THE PROBLEM:
Without omitting anything, return the records precisely as given.

RAW DATA:
"""

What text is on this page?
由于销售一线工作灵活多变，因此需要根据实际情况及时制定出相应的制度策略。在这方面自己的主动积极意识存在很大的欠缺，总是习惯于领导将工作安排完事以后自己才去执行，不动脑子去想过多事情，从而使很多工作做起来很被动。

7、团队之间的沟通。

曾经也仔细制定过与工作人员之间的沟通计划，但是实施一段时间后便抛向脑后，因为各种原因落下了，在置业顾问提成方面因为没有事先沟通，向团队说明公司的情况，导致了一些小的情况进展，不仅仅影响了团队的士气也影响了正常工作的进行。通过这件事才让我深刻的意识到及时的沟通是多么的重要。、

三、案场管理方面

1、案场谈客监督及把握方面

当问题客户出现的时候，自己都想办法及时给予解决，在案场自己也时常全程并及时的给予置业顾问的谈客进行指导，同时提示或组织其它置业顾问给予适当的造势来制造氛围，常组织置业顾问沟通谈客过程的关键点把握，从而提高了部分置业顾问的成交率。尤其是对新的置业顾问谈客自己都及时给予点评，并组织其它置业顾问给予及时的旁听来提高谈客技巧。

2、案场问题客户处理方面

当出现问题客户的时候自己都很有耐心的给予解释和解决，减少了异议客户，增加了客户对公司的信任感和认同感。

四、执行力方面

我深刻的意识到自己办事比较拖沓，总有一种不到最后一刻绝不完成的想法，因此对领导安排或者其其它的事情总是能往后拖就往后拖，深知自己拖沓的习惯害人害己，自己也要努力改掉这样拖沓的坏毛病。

"""

RESPONSE TO THE EXERCISE:
What text is on this page?
由于销售一线工作灵活多变，因此需要根据实际情况及时制定出相应的制度策略。在这方面自己的主动积极意识存在很大的欠缺，总是习惯于领导将工作安排完事以后自己才去执行，不动脑子去想过多事情，从而使很多工作做起来很被动。

7、团队之间的沟通。

曾经也仔细制定过与工作人员之间的沟通计划，但是实施一段时间后便抛向脑后，因为各种原因落下了，在置业顾问提成方面因为没有事先沟通，向团队说明公司的情况，导致了一些小的情况进展，不仅仅影响了团队的士气也影响了正常工作的进行。通过这件事才让我深刻的意识到及时的沟通是多么的重要。、

三、案场管理方面

1、案场谈客监督及把握方面

当问题客户出现的时候，自己都想办法及时给予解决，在案场自己也时常全程并及时的给予置业顾问的谈客进行指导，同时提示或组织其它置业顾问给予适当的造势来制造氛围，常组织置业顾问沟通谈客过程的关键点把握，从而提高了部分置业顾问的成交率。尤其是对新的置业顾问谈客自己都及时给予点评，并组织其它置业顾问给予及时的旁听来提高谈客技巧。

2、案场问题客户处理方面

当出现问题客户的时候自己都很有耐心的给予解释和解决，减少了异议客户，增加了客户对公司的信任感和认同感。

四、执行力方面

我深刻的意识到自己办事比较拖沓，总有一种不到最后一刻绝不完成的想法，因此对领导安排或者其其它的事情总是能往后拖就往后拖，深知自己拖沓的习惯害人害己，自己也要努力改掉这样拖沓的坏毛病。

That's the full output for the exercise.